--- Data listing ---
==============================

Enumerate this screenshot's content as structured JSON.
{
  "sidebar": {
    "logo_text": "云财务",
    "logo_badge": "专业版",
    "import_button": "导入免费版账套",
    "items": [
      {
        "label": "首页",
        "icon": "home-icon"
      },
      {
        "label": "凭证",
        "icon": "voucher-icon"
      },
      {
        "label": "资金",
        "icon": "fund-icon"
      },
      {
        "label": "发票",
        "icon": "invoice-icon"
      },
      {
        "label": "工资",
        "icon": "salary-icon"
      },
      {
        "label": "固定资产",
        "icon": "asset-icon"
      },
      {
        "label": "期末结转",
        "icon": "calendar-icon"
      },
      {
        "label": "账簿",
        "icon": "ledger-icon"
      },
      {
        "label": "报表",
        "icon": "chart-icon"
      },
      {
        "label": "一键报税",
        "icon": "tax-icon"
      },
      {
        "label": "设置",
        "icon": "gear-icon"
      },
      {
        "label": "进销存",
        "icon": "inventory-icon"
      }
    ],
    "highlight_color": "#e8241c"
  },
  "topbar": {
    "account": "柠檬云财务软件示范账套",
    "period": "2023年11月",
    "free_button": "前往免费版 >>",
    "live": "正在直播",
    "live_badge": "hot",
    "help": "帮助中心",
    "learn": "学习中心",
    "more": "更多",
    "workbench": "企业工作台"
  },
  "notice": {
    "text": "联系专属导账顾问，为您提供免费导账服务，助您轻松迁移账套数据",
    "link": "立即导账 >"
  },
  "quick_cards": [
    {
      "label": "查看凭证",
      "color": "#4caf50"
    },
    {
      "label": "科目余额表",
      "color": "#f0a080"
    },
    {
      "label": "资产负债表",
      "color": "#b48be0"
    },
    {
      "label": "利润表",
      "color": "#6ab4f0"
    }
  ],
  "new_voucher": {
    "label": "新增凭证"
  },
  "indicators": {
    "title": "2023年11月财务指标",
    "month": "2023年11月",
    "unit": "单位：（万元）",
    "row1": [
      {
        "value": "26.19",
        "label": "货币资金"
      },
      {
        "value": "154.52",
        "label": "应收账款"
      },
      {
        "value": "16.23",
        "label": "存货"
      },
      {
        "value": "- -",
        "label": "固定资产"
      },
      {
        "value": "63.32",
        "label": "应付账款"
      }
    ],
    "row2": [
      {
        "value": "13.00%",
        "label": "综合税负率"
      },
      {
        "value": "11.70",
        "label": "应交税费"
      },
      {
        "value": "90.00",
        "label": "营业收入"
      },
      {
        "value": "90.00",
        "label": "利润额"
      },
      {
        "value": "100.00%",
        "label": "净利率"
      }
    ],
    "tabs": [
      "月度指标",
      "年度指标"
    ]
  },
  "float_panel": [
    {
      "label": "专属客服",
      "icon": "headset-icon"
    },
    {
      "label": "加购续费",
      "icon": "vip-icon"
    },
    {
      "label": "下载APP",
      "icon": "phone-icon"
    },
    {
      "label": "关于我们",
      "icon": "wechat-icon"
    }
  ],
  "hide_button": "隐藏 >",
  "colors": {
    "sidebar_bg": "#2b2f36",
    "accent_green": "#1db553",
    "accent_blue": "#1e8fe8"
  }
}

==============================

Output the data above exactly, please, line for line.

--- REPLY TO THE EXERCISE ---
Enumerate this screenshot's content as structured JSON.
{
  "sidebar": {
    "logo_text": "云财务",
    "logo_badge": "专业版",
    "import_button": "导入免费版账套",
    "items": [
      {
        "label": "首页",
        "icon": "home-icon"
      },
      {
        "label": "凭证",
        "icon": "voucher-icon"
      },
      {
        "label": "资金",
        "icon": "fund-icon"
      },
      {
        "label": "发票",
        "icon": "invoice-icon"
      },
      {
        "label": "工资",
        "icon": "salary-icon"
      },
      {
        "label": "固定资产",
        "icon": "asset-icon"
      },
      {
        "label": "期末结转",
        "icon": "calendar-icon"
      },
      {
        "label": "账簿",
        "icon": "ledger-icon"
      },
      {
        "label": "报表",
        "icon": "chart-icon"
      },
      {
        "label": "一键报税",
        "icon": "tax-icon"
      },
      {
        "label": "设置",
        "icon": "gear-icon"
      },
      {
        "label": "进销存",
        "icon": "inventory-icon"
      }
    ],
    "highlight_color": "#e8241c"
  },
  "topbar": {
    "account": "柠檬云财务软件示范账套",
    "period": "2023年11月",
    "free_button": "前往免费版 >>",
    "live": "正在直播",
    "live_badge": "hot",
    "help": "帮助中心",
    "learn": "学习中心",
    "more": "更多",
    "workbench": "企业工作台"
  },
  "notice": {
    "text": "联系专属导账顾问，为您提供免费导账服务，助您轻松迁移账套数据",
    "link": "立即导账 >"
  },
  "quick_cards": [
    {
      "label": "查看凭证",
      "color": "#4caf50"
    },
    {
      "label": "科目余额表",
      "color": "#f0a080"
    },
    {
      "label": "资产负债表",
      "color": "#b48be0"
    },
    {
      "label": "利润表",
      "color": "#6ab4f0"
    }
  ],
  "new_voucher": {
    "label": "新增凭证"
  },
  "indicators": {
    "title": "2023年11月财务指标",
    "month": "2023年11月",
    "unit": "单位：（万元）",
    "row1": [
      {
        "value": "26.19",
        "label": "货币资金"
      },
      {
        "value": "154.52",
        "label": "应收账款"
      },
      {
        "value": "16.23",
        "label": "存货"
      },
      {
        "value": "- -",
        "label": "固定资产"
      },
      {
        "value": "63.32",
        "label": "应付账款"
      }
    ],
    "row2": [
      {
        "value": "13.00%",
        "label": "综合税负率"
      },
      {
        "value": "11.70",
        "label": "应交税费"
      },
      {
        "value": "90.00",
        "label": "营业收入"
      },
      {
        "value": "90.00",
        "label": "利润额"
      },
      {
        "value": "100.00%",
        "label": "净利率"
      }
    ],
    "tabs": [
      "月度指标",
      "年度指标"
    ]
  },
  "float_panel": [
    {
      "label": "专属客服",
      "icon": "headset-icon"
    },
    {
      "label": "加购续费",
      "icon": "vip-icon"
    },
    {
      "label": "下载APP",
      "icon": "phone-icon"
    },
    {
      "label": "关于我们",
      "icon": "wechat-icon"
    }
  ],
  "hide_button": "隐藏 >",
  "colors": {
    "sidebar_bg": "#2b2f36",
    "accent_green": "#1db553",
    "accent_blue": "#1e8fe8"
  }
}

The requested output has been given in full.